EXCERPTED RECORDS:
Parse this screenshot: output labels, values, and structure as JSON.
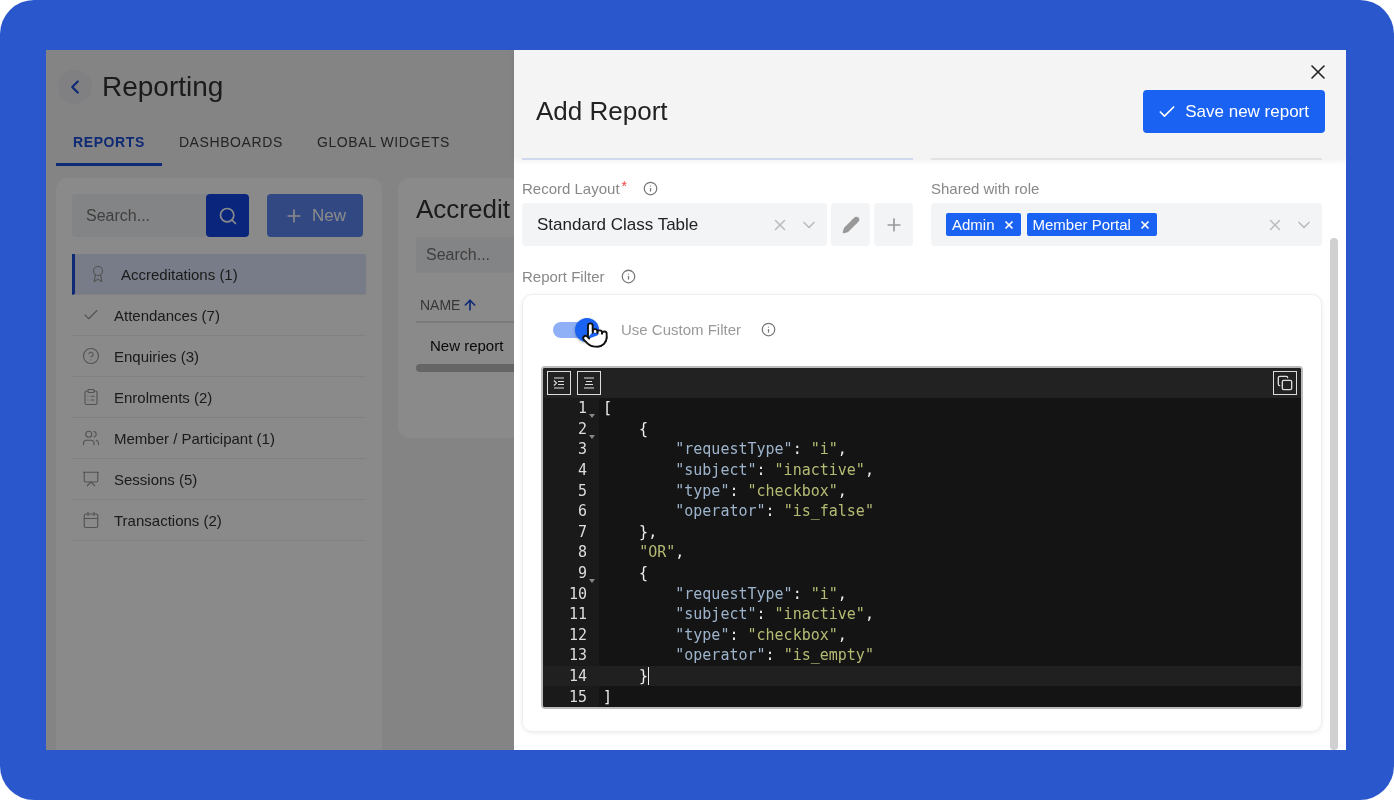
{
  "page": {
    "title": "Reporting",
    "tabs": [
      {
        "label": "REPORTS",
        "selected": true
      },
      {
        "label": "DASHBOARDS",
        "selected": false
      },
      {
        "label": "GLOBAL WIDGETS",
        "selected": false
      }
    ],
    "sidebar": {
      "search": {
        "placeholder": "Search..."
      },
      "new_button": "New",
      "items": [
        {
          "label": "Accreditations (1)",
          "selected": true
        },
        {
          "label": "Attendances (7)",
          "selected": false
        },
        {
          "label": "Enquiries (3)",
          "selected": false
        },
        {
          "label": "Enrolments (2)",
          "selected": false
        },
        {
          "label": "Member / Participant (1)",
          "selected": false
        },
        {
          "label": "Sessions (5)",
          "selected": false
        },
        {
          "label": "Transactions (2)",
          "selected": false
        }
      ]
    },
    "report_list": {
      "title": "Accredit",
      "search": {
        "placeholder": "Search..."
      },
      "columns": [
        {
          "label": "NAME"
        }
      ],
      "rows": [
        "New report"
      ]
    }
  },
  "drawer": {
    "title": "Add Report",
    "save_button": "Save new report",
    "record_layout": {
      "label": "Record Layout",
      "required_mark": "*",
      "value": "Standard Class Table"
    },
    "shared_with_role": {
      "label": "Shared with role",
      "tags": [
        "Admin",
        "Member Portal"
      ]
    },
    "report_filter": {
      "label": "Report Filter",
      "custom_filter": {
        "label": "Use Custom Filter",
        "on": true
      },
      "editor": {
        "lines": [
          {
            "number": "1",
            "text": "[",
            "foldable": true,
            "active": false
          },
          {
            "number": "2",
            "text": "    {",
            "foldable": true,
            "active": false
          },
          {
            "number": "3",
            "text": "        \"requestType\": \"i\",",
            "foldable": false,
            "active": false
          },
          {
            "number": "4",
            "text": "        \"subject\": \"inactive\",",
            "foldable": false,
            "active": false
          },
          {
            "number": "5",
            "text": "        \"type\": \"checkbox\",",
            "foldable": false,
            "active": false
          },
          {
            "number": "6",
            "text": "        \"operator\": \"is_false\"",
            "foldable": false,
            "active": false
          },
          {
            "number": "7",
            "text": "    },",
            "foldable": false,
            "active": false
          },
          {
            "number": "8",
            "text": "    \"OR\",",
            "foldable": false,
            "active": false
          },
          {
            "number": "9",
            "text": "    {",
            "foldable": true,
            "active": false
          },
          {
            "number": "10",
            "text": "        \"requestType\": \"i\",",
            "foldable": false,
            "active": false
          },
          {
            "number": "11",
            "text": "        \"subject\": \"inactive\",",
            "foldable": false,
            "active": false
          },
          {
            "number": "12",
            "text": "        \"type\": \"checkbox\",",
            "foldable": false,
            "active": false
          },
          {
            "number": "13",
            "text": "        \"operator\": \"is_empty\"",
            "foldable": false,
            "active": false
          },
          {
            "number": "14",
            "text": "    }",
            "foldable": false,
            "active": true
          },
          {
            "number": "15",
            "text": "]",
            "foldable": false,
            "active": false
          }
        ]
      }
    }
  }
}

WORK TO DO: All of the data needs repeating exactly, but the pictures do not.

EXPECTED ANSWER:
Parse this screenshot: output labels, values, and structure as JSON.
{
  "page": {
    "title": "Reporting",
    "tabs": [
      {
        "label": "REPORTS",
        "selected": true
      },
      {
        "label": "DASHBOARDS",
        "selected": false
      },
      {
        "label": "GLOBAL WIDGETS",
        "selected": false
      }
    ],
    "sidebar": {
      "search": {
        "placeholder": "Search..."
      },
      "new_button": "New",
      "items": [
        {
          "label": "Accreditations (1)",
          "selected": true
        },
        {
          "label": "Attendances (7)",
          "selected": false
        },
        {
          "label": "Enquiries (3)",
          "selected": false
        },
        {
          "label": "Enrolments (2)",
          "selected": false
        },
        {
          "label": "Member / Participant (1)",
          "selected": false
        },
        {
          "label": "Sessions (5)",
          "selected": false
        },
        {
          "label": "Transactions (2)",
          "selected": false
        }
      ]
    },
    "report_list": {
      "title": "Accredit",
      "search": {
        "placeholder": "Search..."
      },
      "columns": [
        {
          "label": "NAME"
        }
      ],
      "rows": [
        "New report"
      ]
    }
  },
  "drawer": {
    "title": "Add Report",
    "save_button": "Save new report",
    "record_layout": {
      "label": "Record Layout",
      "required_mark": "*",
      "value": "Standard Class Table"
    },
    "shared_with_role": {
      "label": "Shared with role",
      "tags": [
        "Admin",
        "Member Portal"
      ]
    },
    "report_filter": {
      "label": "Report Filter",
      "custom_filter": {
        "label": "Use Custom Filter",
        "on": true
      },
      "editor": {
        "lines": [
          {
            "number": "1",
            "text": "[",
            "foldable": true,
            "active": false
          },
          {
            "number": "2",
            "text": "    {",
            "foldable": true,
            "active": false
          },
          {
            "number": "3",
            "text": "        \"requestType\": \"i\",",
            "foldable": false,
            "active": false
          },
          {
            "number": "4",
            "text": "        \"subject\": \"inactive\",",
            "foldable": false,
            "active": false
          },
          {
            "number": "5",
            "text": "        \"type\": \"checkbox\",",
            "foldable": false,
            "active": false
          },
          {
            "number": "6",
            "text": "        \"operator\": \"is_false\"",
            "foldable": false,
            "active": false
          },
          {
            "number": "7",
            "text": "    },",
            "foldable": false,
            "active": false
          },
          {
            "number": "8",
            "text": "    \"OR\",",
            "foldable": false,
            "active": false
          },
          {
            "number": "9",
            "text": "    {",
            "foldable": true,
            "active": false
          },
          {
            "number": "10",
            "text": "        \"requestType\": \"i\",",
            "foldable": false,
            "active": false
          },
          {
            "number": "11",
            "text": "        \"subject\": \"inactive\",",
            "foldable": false,
            "active": false
          },
          {
            "number": "12",
            "text": "        \"type\": \"checkbox\",",
            "foldable": false,
            "active": false
          },
          {
            "number": "13",
            "text": "        \"operator\": \"is_empty\"",
            "foldable": false,
            "active": false
          },
          {
            "number": "14",
            "text": "    }",
            "foldable": false,
            "active": true
          },
          {
            "number": "15",
            "text": "]",
            "foldable": false,
            "active": false
          }
        ]
      }
    }
  }
}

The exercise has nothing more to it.